▶ WRITTEN INSTRUCTION
Go through the entries below and retype them exactly, omitting each picture.

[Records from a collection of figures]
START
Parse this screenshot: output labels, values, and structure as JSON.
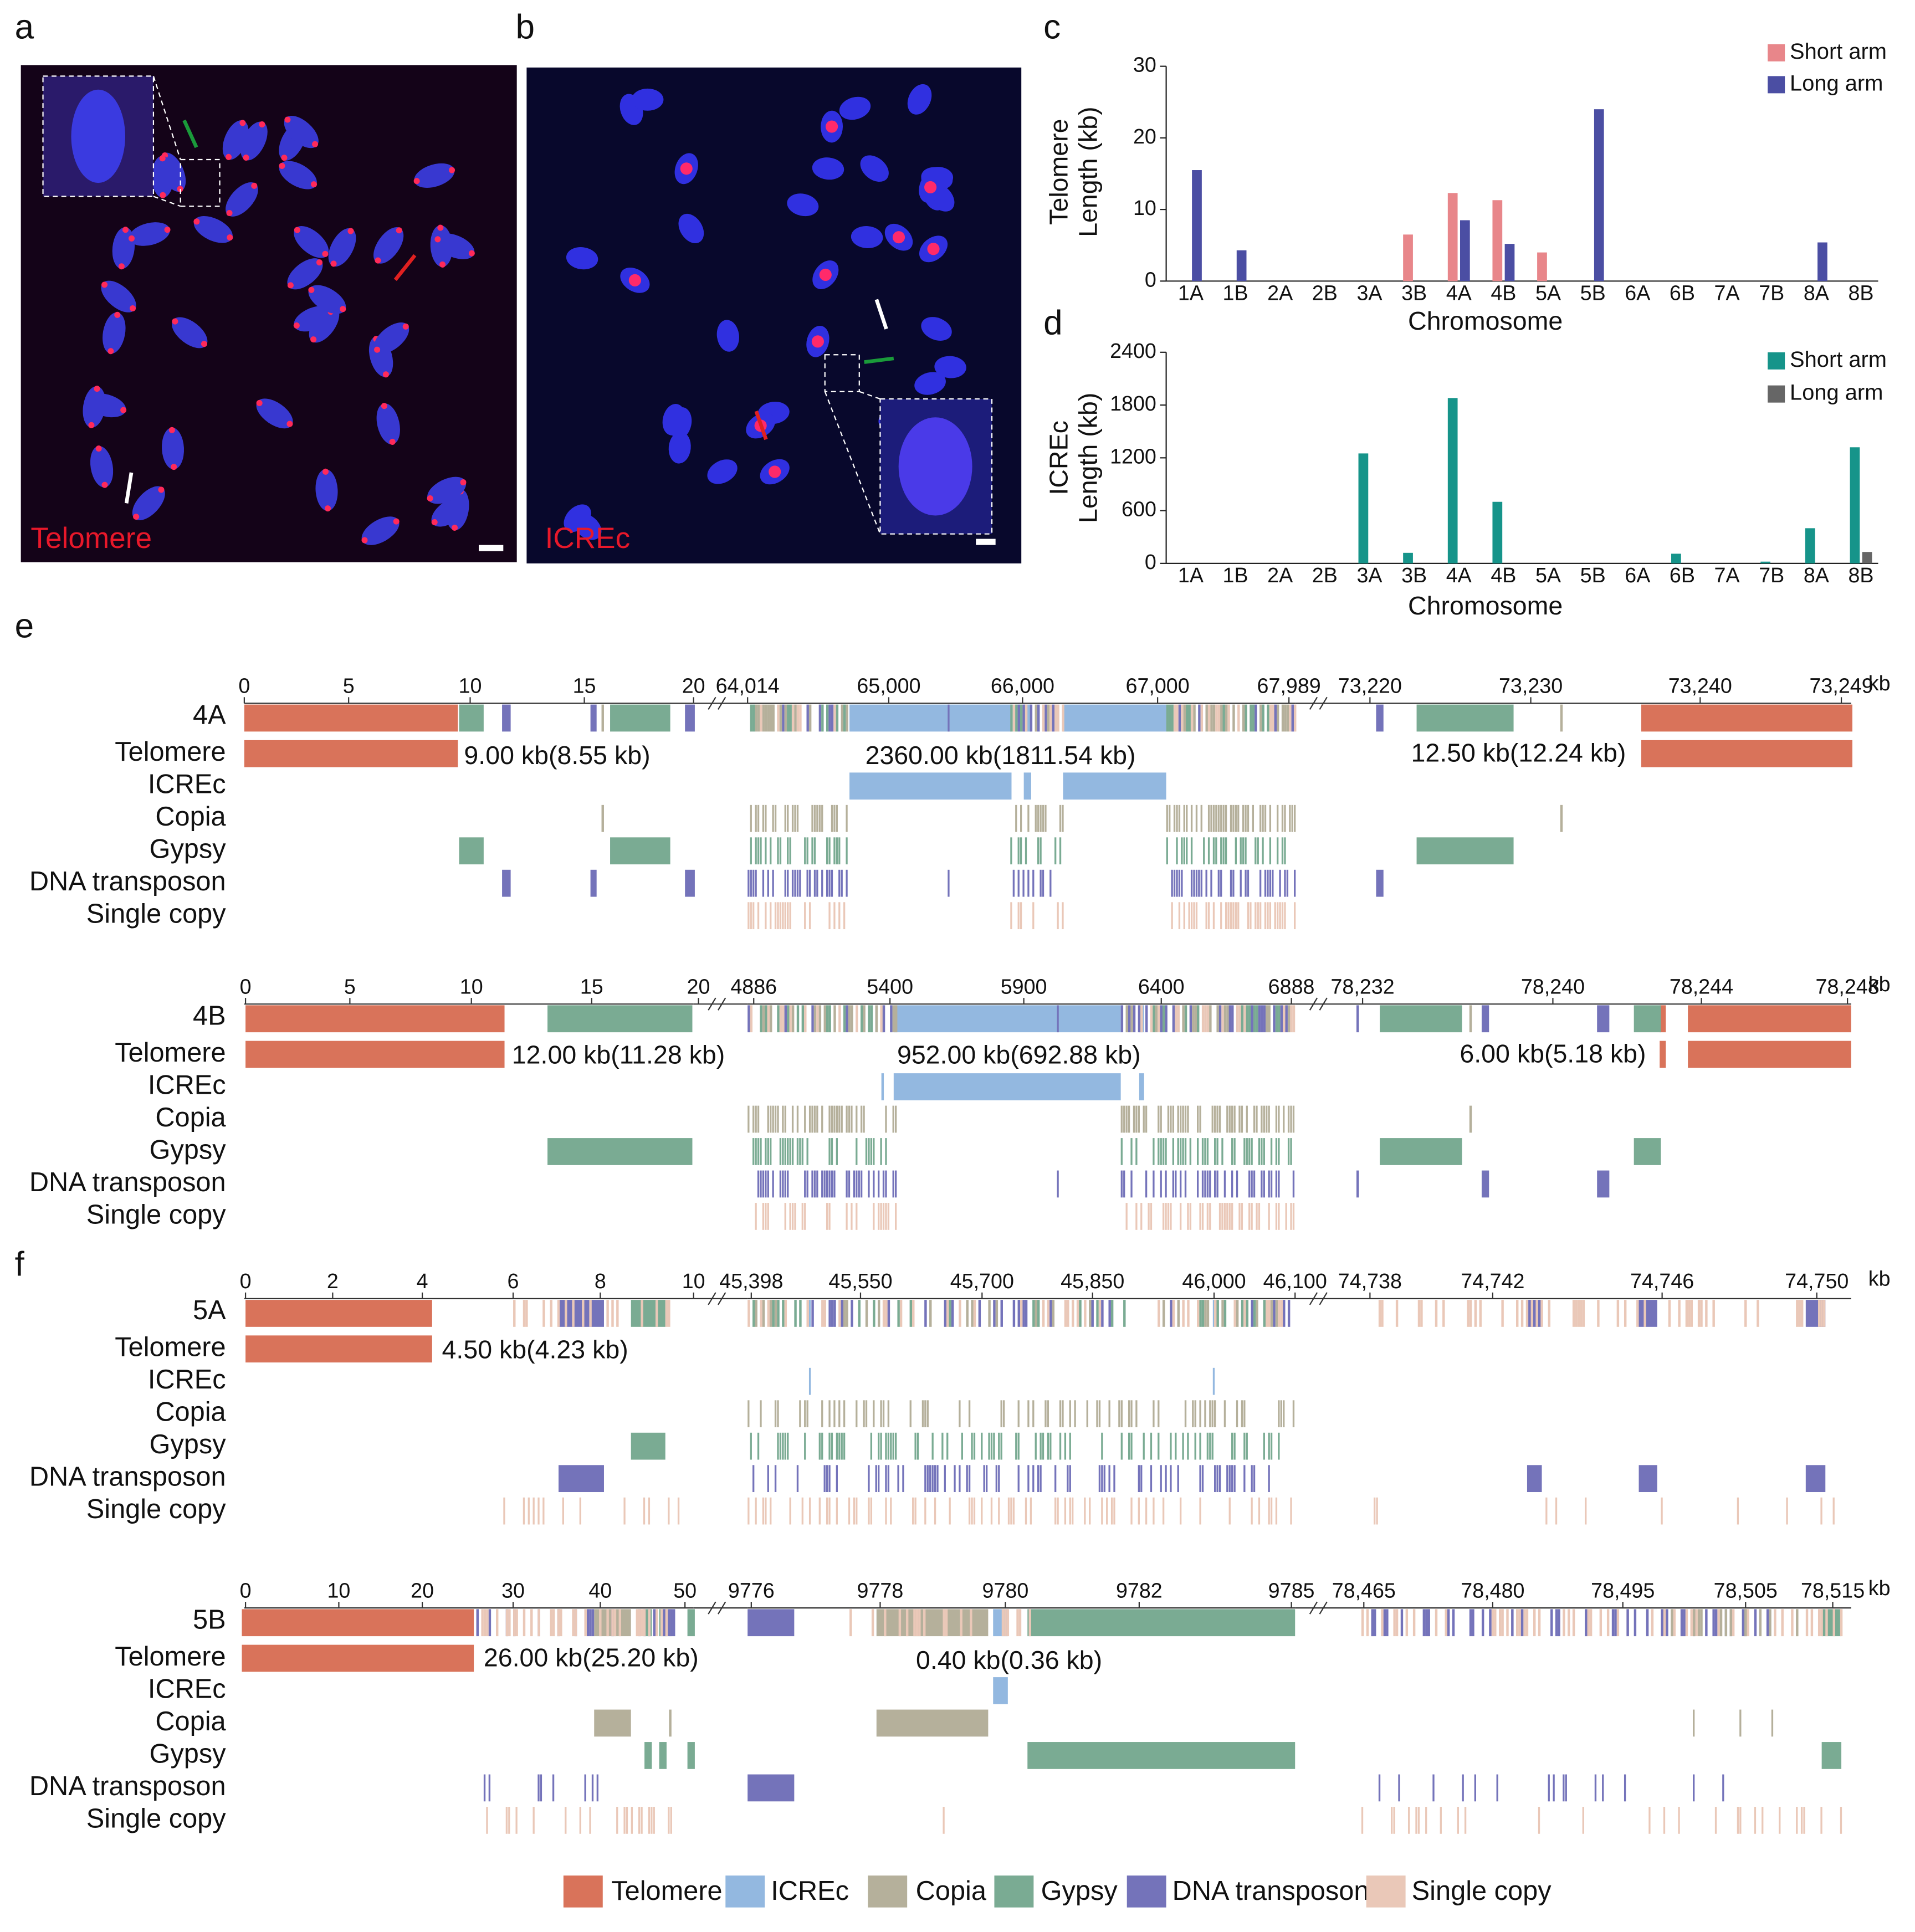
{
  "panel_labels": [
    "a",
    "b",
    "c",
    "d",
    "e",
    "f"
  ],
  "images": [
    {
      "label": "Telomere"
    },
    {
      "label": "ICREc"
    }
  ],
  "chart_data": [
    {
      "type": "bar",
      "xlabel": "Chromosome",
      "ylabel": [
        "Telomere",
        "Length (kb)"
      ],
      "categories": [
        "1A",
        "1B",
        "2A",
        "2B",
        "3A",
        "3B",
        "4A",
        "4B",
        "5A",
        "5B",
        "6A",
        "6B",
        "7A",
        "7B",
        "8A",
        "8B"
      ],
      "series": [
        {
          "name": "Short arm",
          "color": "#e8868a",
          "values": [
            0,
            0,
            0,
            0,
            0,
            6.5,
            12.3,
            11.3,
            4,
            0,
            0,
            0,
            0,
            0,
            0,
            0
          ]
        },
        {
          "name": "Long arm",
          "color": "#4b4ea3",
          "values": [
            15.5,
            4.3,
            0,
            0,
            0,
            0,
            8.5,
            5.2,
            0,
            24,
            0,
            0,
            0,
            0,
            5.4,
            0
          ]
        }
      ],
      "ylim": [
        0,
        30
      ],
      "yticks": [
        0,
        10,
        20,
        30
      ],
      "grid": false,
      "legend": "upper right"
    },
    {
      "type": "bar",
      "xlabel": "Chromosome",
      "ylabel": [
        "ICREc",
        "Length (kb)"
      ],
      "categories": [
        "1A",
        "1B",
        "2A",
        "2B",
        "3A",
        "3B",
        "4A",
        "4B",
        "5A",
        "5B",
        "6A",
        "6B",
        "7A",
        "7B",
        "8A",
        "8B"
      ],
      "series": [
        {
          "name": "Short arm",
          "color": "#16948a",
          "values": [
            0,
            0,
            0,
            0,
            1250,
            120,
            1880,
            700,
            0,
            0,
            0,
            110,
            0,
            20,
            400,
            1320
          ]
        },
        {
          "name": "Long arm",
          "color": "#666666",
          "values": [
            0,
            0,
            0,
            0,
            0,
            0,
            0,
            0,
            0,
            0,
            0,
            0,
            0,
            0,
            0,
            130
          ]
        }
      ],
      "ylim": [
        0,
        2400
      ],
      "yticks": [
        0,
        600,
        1200,
        1800,
        2400
      ],
      "grid": false,
      "legend": "upper right"
    }
  ],
  "track_labels": [
    "Telomere",
    "ICREc",
    "Copia",
    "Gypsy",
    "DNA transposon",
    "Single copy"
  ],
  "tracks": [
    {
      "chromosome": "4A",
      "ticks": [
        [
          "0",
          "5",
          "10",
          "15",
          "20"
        ],
        [
          "64,014",
          "65,000",
          "66,000",
          "67,000",
          "67,989"
        ],
        [
          "73,220",
          "73,230",
          "73,240",
          "73,249"
        ]
      ],
      "unit": "kb",
      "annotations": [
        "9.00 kb(8.55 kb)",
        "2360.00 kb(1811.54 kb)",
        "12.50 kb(12.24 kb)"
      ]
    },
    {
      "chromosome": "4B",
      "ticks": [
        [
          "0",
          "5",
          "10",
          "15",
          "20"
        ],
        [
          "4886",
          "5400",
          "5900",
          "6400",
          "6888"
        ],
        [
          "78,232",
          "78,240",
          "78,244",
          "78,248"
        ]
      ],
      "unit": "kb",
      "annotations": [
        "12.00 kb(11.28 kb)",
        "952.00 kb(692.88 kb)",
        "6.00 kb(5.18 kb)"
      ]
    },
    {
      "chromosome": "5A",
      "ticks": [
        [
          "0",
          "2",
          "4",
          "6",
          "8",
          "10"
        ],
        [
          "45,398",
          "45,550",
          "45,700",
          "45,850",
          "46,000",
          "46,100"
        ],
        [
          "74,738",
          "74,742",
          "74,746",
          "74,750"
        ]
      ],
      "unit": "kb",
      "annotations": [
        "4.50 kb(4.23 kb)"
      ]
    },
    {
      "chromosome": "5B",
      "ticks": [
        [
          "0",
          "10",
          "20",
          "30",
          "40",
          "50"
        ],
        [
          "9776",
          "9778",
          "9780",
          "9782",
          "9785"
        ],
        [
          "78,465",
          "78,480",
          "78,495",
          "78,505",
          "78,515"
        ]
      ],
      "unit": "kb",
      "annotations": [
        "26.00 kb(25.20 kb)",
        "0.40 kb(0.36 kb)"
      ]
    }
  ],
  "legend": [
    {
      "label": "Telomere",
      "color": "#d9735a"
    },
    {
      "label": "ICREc",
      "color": "#93b8e0"
    },
    {
      "label": "Copia",
      "color": "#b5b09b"
    },
    {
      "label": "Gypsy",
      "color": "#7aab93"
    },
    {
      "label": "DNA transposon",
      "color": "#7473ba"
    },
    {
      "label": "Single copy",
      "color": "#eac8b8"
    }
  ]
}
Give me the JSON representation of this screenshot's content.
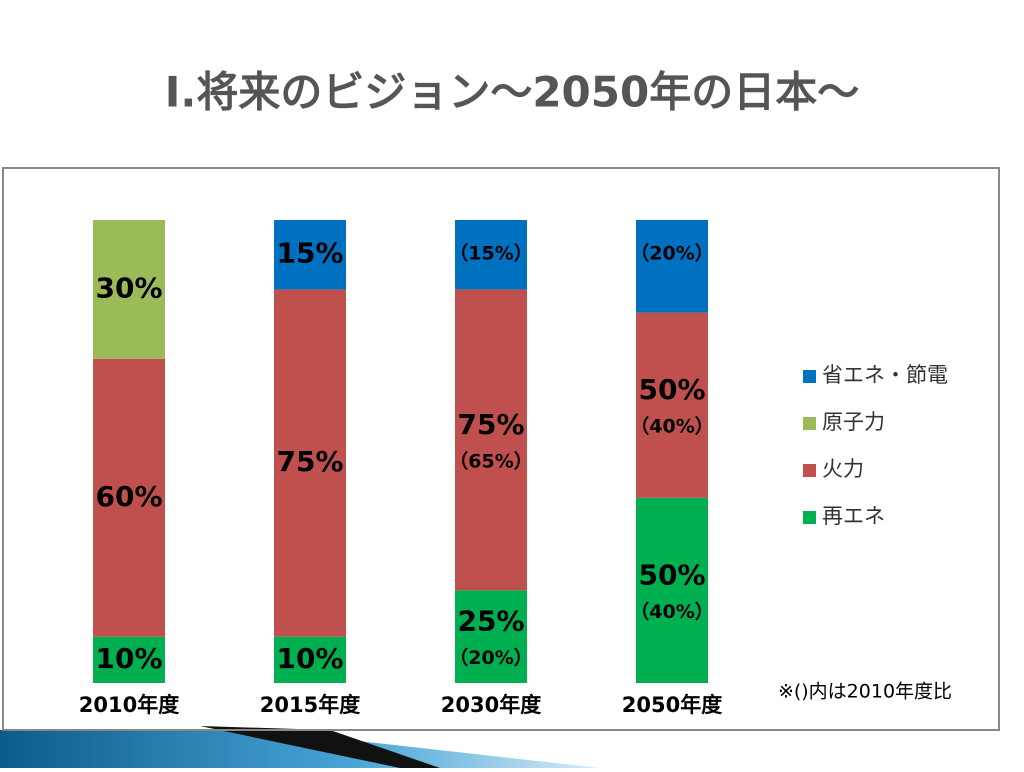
END
▶ TASK RESULT
Parse this screenshot: output labels, values, and structure as JSON.
{
  "panel_labels": [
    "a",
    "b",
    "c",
    "d",
    "e",
    "f"
  ],
  "images": [
    {
      "label": "Telomere"
    },
    {
      "label": "ICREc"
    }
  ],
  "chart_data": [
    {
      "type": "bar",
      "xlabel": "Chromosome",
      "ylabel": [
        "Telomere",
        "Length (kb)"
      ],
      "categories": [
        "1A",
        "1B",
        "2A",
        "2B",
        "3A",
        "3B",
        "4A",
        "4B",
        "5A",
        "5B",
        "6A",
        "6B",
        "7A",
        "7B",
        "8A",
        "8B"
      ],
      "series": [
        {
          "name": "Short arm",
          "color": "#e8868a",
          "values": [
            0,
            0,
            0,
            0,
            0,
            6.5,
            12.3,
            11.3,
            4,
            0,
            0,
            0,
            0,
            0,
            0,
            0
          ]
        },
        {
          "name": "Long arm",
          "color": "#4b4ea3",
          "values": [
            15.5,
            4.3,
            0,
            0,
            0,
            0,
            8.5,
            5.2,
            0,
            24,
            0,
            0,
            0,
            0,
            5.4,
            0
          ]
        }
      ],
      "ylim": [
        0,
        30
      ],
      "yticks": [
        0,
        10,
        20,
        30
      ],
      "grid": false,
      "legend": "upper right"
    },
    {
      "type": "bar",
      "xlabel": "Chromosome",
      "ylabel": [
        "ICREc",
        "Length (kb)"
      ],
      "categories": [
        "1A",
        "1B",
        "2A",
        "2B",
        "3A",
        "3B",
        "4A",
        "4B",
        "5A",
        "5B",
        "6A",
        "6B",
        "7A",
        "7B",
        "8A",
        "8B"
      ],
      "series": [
        {
          "name": "Short arm",
          "color": "#16948a",
          "values": [
            0,
            0,
            0,
            0,
            1250,
            120,
            1880,
            700,
            0,
            0,
            0,
            110,
            0,
            20,
            400,
            1320
          ]
        },
        {
          "name": "Long arm",
          "color": "#666666",
          "values": [
            0,
            0,
            0,
            0,
            0,
            0,
            0,
            0,
            0,
            0,
            0,
            0,
            0,
            0,
            0,
            130
          ]
        }
      ],
      "ylim": [
        0,
        2400
      ],
      "yticks": [
        0,
        600,
        1200,
        1800,
        2400
      ],
      "grid": false,
      "legend": "upper right"
    }
  ],
  "track_labels": [
    "Telomere",
    "ICREc",
    "Copia",
    "Gypsy",
    "DNA transposon",
    "Single copy"
  ],
  "tracks": [
    {
      "chromosome": "4A",
      "ticks": [
        [
          "0",
          "5",
          "10",
          "15",
          "20"
        ],
        [
          "64,014",
          "65,000",
          "66,000",
          "67,000",
          "67,989"
        ],
        [
          "73,220",
          "73,230",
          "73,240",
          "73,249"
        ]
      ],
      "unit": "kb",
      "annotations": [
        "9.00 kb(8.55 kb)",
        "2360.00 kb(1811.54 kb)",
        "12.50 kb(12.24 kb)"
      ]
    },
    {
      "chromosome": "4B",
      "ticks": [
        [
          "0",
          "5",
          "10",
          "15",
          "20"
        ],
        [
          "4886",
          "5400",
          "5900",
          "6400",
          "6888"
        ],
        [
          "78,232",
          "78,240",
          "78,244",
          "78,248"
        ]
      ],
      "unit": "kb",
      "annotations": [
        "12.00 kb(11.28 kb)",
        "952.00 kb(692.88 kb)",
        "6.00 kb(5.18 kb)"
      ]
    },
    {
      "chromosome": "5A",
      "ticks": [
        [
          "0",
          "2",
          "4",
          "6",
          "8",
          "10"
        ],
        [
          "45,398",
          "45,550",
          "45,700",
          "45,850",
          "46,000",
          "46,100"
        ],
        [
          "74,738",
          "74,742",
          "74,746",
          "74,750"
        ]
      ],
      "unit": "kb",
      "annotations": [
        "4.50 kb(4.23 kb)"
      ]
    },
    {
      "chromosome": "5B",
      "ticks": [
        [
          "0",
          "10",
          "20",
          "30",
          "40",
          "50"
        ],
        [
          "9776",
          "9778",
          "9780",
          "9782",
          "9785"
        ],
        [
          "78,465",
          "78,480",
          "78,495",
          "78,505",
          "78,515"
        ]
      ],
      "unit": "kb",
      "annotations": [
        "26.00 kb(25.20 kb)",
        "0.40 kb(0.36 kb)"
      ]
    }
  ],
  "legend": [
    {
      "label": "Telomere",
      "color": "#d9735a"
    },
    {
      "label": "ICREc",
      "color": "#93b8e0"
    },
    {
      "label": "Copia",
      "color": "#b5b09b"
    },
    {
      "label": "Gypsy",
      "color": "#7aab93"
    },
    {
      "label": "DNA transposon",
      "color": "#7473ba"
    },
    {
      "label": "Single copy",
      "color": "#eac8b8"
    }
  ]
}
Give me the JSON representation of this screenshot's content.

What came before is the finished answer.